-- BEGIN Records provided --

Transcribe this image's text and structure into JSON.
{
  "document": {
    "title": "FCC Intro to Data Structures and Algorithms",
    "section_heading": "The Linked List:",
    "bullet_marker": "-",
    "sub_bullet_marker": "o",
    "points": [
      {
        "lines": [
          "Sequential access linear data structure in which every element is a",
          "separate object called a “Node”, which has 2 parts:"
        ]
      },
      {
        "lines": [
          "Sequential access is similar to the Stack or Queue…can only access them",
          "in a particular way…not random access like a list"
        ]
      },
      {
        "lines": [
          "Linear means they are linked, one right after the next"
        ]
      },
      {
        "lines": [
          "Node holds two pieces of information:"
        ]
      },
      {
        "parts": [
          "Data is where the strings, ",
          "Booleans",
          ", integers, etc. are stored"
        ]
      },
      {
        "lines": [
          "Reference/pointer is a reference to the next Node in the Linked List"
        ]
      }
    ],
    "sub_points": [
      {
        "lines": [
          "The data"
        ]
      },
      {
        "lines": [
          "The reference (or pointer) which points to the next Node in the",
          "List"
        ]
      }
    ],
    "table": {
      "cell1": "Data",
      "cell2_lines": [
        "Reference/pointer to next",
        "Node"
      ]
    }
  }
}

-- END Records provided --

■ **Requirements**: Extract all of the data above without altering anything.

■ **Full output**:
Transcribe this image's text and structure into JSON.
{
  "document": {
    "title": "FCC Intro to Data Structures and Algorithms",
    "section_heading": "The Linked List:",
    "bullet_marker": "-",
    "sub_bullet_marker": "o",
    "points": [
      {
        "lines": [
          "Sequential access linear data structure in which every element is a",
          "separate object called a “Node”, which has 2 parts:"
        ]
      },
      {
        "lines": [
          "Sequential access is similar to the Stack or Queue…can only access them",
          "in a particular way…not random access like a list"
        ]
      },
      {
        "lines": [
          "Linear means they are linked, one right after the next"
        ]
      },
      {
        "lines": [
          "Node holds two pieces of information:"
        ]
      },
      {
        "parts": [
          "Data is where the strings, ",
          "Booleans",
          ", integers, etc. are stored"
        ]
      },
      {
        "lines": [
          "Reference/pointer is a reference to the next Node in the Linked List"
        ]
      }
    ],
    "sub_points": [
      {
        "lines": [
          "The data"
        ]
      },
      {
        "lines": [
          "The reference (or pointer) which points to the next Node in the",
          "List"
        ]
      }
    ],
    "table": {
      "cell1": "Data",
      "cell2_lines": [
        "Reference/pointer to next",
        "Node"
      ]
    }
  }
}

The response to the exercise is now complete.